_Work to be completed_:
Print verbatim the lines of the entries from the one containing "Read this page and output its text content." to the last, inclusive, and no others.

_Provided data_:
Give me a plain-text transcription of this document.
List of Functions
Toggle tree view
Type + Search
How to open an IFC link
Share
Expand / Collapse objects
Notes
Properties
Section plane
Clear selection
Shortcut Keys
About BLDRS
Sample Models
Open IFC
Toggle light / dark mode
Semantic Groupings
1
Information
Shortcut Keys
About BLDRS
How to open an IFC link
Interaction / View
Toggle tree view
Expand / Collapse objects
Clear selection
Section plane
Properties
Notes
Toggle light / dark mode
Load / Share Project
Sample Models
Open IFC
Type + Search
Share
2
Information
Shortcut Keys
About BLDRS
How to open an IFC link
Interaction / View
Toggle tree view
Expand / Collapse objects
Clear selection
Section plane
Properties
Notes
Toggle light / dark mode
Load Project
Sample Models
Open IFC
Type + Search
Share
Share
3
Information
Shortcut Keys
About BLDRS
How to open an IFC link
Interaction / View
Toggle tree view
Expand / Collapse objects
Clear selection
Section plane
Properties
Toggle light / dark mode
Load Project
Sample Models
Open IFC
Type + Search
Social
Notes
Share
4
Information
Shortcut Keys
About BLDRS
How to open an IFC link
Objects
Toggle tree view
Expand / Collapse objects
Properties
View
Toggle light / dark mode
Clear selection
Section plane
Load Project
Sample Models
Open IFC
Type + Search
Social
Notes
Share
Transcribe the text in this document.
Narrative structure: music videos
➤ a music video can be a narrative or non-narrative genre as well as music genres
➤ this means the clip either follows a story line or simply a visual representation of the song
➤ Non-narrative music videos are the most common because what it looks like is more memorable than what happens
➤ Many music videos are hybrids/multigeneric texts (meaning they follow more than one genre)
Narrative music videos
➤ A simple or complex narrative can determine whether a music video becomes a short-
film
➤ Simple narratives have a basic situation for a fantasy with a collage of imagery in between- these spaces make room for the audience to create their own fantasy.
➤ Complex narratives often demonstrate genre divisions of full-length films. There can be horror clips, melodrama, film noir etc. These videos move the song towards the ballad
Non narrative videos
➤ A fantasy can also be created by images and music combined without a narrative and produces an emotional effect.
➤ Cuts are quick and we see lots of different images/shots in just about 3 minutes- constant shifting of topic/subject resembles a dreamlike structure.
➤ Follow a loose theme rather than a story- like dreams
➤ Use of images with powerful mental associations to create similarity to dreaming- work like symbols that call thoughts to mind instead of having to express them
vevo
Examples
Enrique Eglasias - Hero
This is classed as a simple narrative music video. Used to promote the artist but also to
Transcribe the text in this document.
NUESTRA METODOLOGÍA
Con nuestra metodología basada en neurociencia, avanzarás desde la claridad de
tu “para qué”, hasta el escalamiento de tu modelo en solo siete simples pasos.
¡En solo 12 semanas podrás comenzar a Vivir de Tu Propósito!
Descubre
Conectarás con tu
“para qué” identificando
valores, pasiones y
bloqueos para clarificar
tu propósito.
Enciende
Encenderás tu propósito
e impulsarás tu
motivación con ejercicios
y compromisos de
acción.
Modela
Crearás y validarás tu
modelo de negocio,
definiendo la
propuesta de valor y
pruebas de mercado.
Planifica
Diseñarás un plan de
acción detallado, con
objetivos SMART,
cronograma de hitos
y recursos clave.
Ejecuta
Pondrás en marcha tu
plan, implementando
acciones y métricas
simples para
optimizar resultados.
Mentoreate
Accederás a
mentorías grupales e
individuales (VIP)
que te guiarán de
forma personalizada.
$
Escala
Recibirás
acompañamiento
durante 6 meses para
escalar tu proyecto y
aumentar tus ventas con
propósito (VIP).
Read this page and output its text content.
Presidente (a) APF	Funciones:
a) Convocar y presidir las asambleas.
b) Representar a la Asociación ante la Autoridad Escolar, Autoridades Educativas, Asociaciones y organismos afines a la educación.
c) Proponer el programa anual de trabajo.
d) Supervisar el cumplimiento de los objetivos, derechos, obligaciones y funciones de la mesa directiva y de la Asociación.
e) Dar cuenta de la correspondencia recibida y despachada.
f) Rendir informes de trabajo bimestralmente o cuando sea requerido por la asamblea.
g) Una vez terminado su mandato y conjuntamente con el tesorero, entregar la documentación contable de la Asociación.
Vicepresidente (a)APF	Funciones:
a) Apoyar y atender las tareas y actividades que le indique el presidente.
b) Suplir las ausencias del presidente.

_Task solution_:
Read this page and output its text content.
Presidente (a) APF	Funciones:
a) Convocar y presidir las asambleas.
b) Representar a la Asociación ante la Autoridad Escolar, Autoridades Educativas, Asociaciones y organismos afines a la educación.
c) Proponer el programa anual de trabajo.
d) Supervisar el cumplimiento de los objetivos, derechos, obligaciones y funciones de la mesa directiva y de la Asociación.
e) Dar cuenta de la correspondencia recibida y despachada.
f) Rendir informes de trabajo bimestralmente o cuando sea requerido por la asamblea.
g) Una vez terminado su mandato y conjuntamente con el tesorero, entregar la documentación contable de la Asociación.
Vicepresidente (a)APF	Funciones:
a) Apoyar y atender las tareas y actividades que le indique el presidente.
b) Suplir las ausencias del presidente.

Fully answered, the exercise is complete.